Dataset records:
****************

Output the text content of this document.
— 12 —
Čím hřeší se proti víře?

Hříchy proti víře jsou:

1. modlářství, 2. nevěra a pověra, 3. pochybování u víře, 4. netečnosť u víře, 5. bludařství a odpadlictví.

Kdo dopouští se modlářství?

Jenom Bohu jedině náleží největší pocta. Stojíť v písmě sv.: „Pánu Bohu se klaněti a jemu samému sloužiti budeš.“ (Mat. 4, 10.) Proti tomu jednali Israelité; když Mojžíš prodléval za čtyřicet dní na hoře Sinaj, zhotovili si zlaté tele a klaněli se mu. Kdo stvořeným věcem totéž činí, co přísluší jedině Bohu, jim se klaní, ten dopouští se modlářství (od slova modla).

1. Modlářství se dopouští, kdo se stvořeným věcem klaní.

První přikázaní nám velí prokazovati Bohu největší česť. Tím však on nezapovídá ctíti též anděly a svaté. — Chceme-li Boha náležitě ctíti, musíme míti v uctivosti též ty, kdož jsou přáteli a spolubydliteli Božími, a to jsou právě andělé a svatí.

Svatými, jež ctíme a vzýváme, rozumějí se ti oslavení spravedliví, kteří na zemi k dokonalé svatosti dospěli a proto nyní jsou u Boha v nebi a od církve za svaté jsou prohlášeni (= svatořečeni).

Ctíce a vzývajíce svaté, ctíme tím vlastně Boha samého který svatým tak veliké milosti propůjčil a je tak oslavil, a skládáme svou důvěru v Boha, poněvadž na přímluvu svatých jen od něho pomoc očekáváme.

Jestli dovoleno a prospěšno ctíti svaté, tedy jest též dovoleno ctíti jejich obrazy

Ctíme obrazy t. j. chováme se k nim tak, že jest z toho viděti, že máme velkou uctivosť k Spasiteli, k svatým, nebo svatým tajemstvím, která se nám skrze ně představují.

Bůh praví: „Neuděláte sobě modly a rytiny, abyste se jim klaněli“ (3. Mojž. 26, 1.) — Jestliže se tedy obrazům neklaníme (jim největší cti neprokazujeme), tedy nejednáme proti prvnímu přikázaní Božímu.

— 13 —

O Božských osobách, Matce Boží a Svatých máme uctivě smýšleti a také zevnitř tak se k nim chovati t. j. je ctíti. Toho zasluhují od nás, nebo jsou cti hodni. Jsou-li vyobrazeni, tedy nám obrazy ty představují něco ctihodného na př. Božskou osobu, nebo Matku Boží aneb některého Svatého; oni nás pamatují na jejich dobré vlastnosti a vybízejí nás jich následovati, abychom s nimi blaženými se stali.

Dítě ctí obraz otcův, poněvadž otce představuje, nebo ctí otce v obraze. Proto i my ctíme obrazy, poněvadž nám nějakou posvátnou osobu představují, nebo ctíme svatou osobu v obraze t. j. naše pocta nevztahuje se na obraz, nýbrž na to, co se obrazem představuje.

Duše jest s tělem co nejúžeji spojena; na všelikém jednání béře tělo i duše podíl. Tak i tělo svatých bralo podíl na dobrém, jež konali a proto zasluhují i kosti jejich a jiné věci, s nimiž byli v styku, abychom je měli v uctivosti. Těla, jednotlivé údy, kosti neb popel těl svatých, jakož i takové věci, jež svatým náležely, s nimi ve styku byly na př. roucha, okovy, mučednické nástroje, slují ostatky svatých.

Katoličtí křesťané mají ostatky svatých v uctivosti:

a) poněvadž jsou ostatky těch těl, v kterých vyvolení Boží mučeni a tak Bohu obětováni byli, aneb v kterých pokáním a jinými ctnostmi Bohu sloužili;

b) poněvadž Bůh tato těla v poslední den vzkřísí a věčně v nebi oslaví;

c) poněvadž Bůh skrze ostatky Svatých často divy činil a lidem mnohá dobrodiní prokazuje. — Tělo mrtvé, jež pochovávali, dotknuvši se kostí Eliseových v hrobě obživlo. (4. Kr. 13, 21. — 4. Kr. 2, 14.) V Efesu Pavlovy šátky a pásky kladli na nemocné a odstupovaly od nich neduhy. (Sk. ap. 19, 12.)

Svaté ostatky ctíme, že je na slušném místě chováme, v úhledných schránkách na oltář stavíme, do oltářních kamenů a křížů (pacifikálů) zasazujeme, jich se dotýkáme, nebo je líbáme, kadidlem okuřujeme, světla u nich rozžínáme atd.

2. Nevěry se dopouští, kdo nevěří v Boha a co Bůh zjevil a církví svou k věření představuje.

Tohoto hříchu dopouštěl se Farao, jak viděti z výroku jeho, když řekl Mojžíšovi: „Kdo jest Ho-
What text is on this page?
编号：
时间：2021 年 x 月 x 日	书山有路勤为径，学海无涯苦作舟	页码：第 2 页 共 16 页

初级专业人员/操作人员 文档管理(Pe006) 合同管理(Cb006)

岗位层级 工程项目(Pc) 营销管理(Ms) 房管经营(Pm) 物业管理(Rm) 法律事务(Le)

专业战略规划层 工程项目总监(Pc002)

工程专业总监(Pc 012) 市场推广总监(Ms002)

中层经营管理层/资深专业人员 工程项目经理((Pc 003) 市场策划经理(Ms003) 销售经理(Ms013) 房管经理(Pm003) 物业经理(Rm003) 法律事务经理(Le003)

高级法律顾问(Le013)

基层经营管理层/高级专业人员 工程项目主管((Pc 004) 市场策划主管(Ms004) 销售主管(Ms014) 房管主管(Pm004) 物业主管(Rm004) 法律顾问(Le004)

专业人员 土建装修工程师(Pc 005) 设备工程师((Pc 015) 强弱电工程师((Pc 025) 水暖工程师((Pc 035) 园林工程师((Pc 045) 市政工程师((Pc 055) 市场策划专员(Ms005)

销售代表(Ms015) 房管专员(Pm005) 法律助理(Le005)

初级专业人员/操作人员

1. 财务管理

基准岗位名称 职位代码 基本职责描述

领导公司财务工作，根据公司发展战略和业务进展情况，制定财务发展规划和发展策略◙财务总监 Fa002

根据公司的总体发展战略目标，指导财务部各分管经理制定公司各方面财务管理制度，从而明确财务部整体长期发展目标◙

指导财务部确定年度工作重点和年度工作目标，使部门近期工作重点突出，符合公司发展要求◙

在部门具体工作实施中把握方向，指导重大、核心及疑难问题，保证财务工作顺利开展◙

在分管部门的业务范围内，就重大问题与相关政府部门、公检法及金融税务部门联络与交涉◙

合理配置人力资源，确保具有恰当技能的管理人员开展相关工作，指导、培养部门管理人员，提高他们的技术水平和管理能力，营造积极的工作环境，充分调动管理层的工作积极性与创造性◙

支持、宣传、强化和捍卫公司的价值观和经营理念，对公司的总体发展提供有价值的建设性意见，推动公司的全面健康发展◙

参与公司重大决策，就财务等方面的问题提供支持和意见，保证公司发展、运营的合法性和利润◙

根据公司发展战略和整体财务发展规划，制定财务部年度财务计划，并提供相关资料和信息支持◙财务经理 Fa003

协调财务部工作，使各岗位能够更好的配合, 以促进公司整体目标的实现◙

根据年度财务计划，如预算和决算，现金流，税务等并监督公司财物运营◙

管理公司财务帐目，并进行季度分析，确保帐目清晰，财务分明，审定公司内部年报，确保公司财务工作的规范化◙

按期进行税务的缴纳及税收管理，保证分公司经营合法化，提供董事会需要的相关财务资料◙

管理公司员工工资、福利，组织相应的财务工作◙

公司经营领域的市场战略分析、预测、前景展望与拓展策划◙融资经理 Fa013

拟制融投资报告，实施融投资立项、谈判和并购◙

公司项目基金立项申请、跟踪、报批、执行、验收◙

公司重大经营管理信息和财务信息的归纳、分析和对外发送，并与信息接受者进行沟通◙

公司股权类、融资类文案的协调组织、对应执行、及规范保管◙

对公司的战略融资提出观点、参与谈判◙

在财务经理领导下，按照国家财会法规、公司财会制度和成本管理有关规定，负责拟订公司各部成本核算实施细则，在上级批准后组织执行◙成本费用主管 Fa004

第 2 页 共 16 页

****************

-- TASK TO COMPLETE --
In the entries above, count each line with "představuje"; reply with the total only.

-- ANSWER TO THE TASK --
2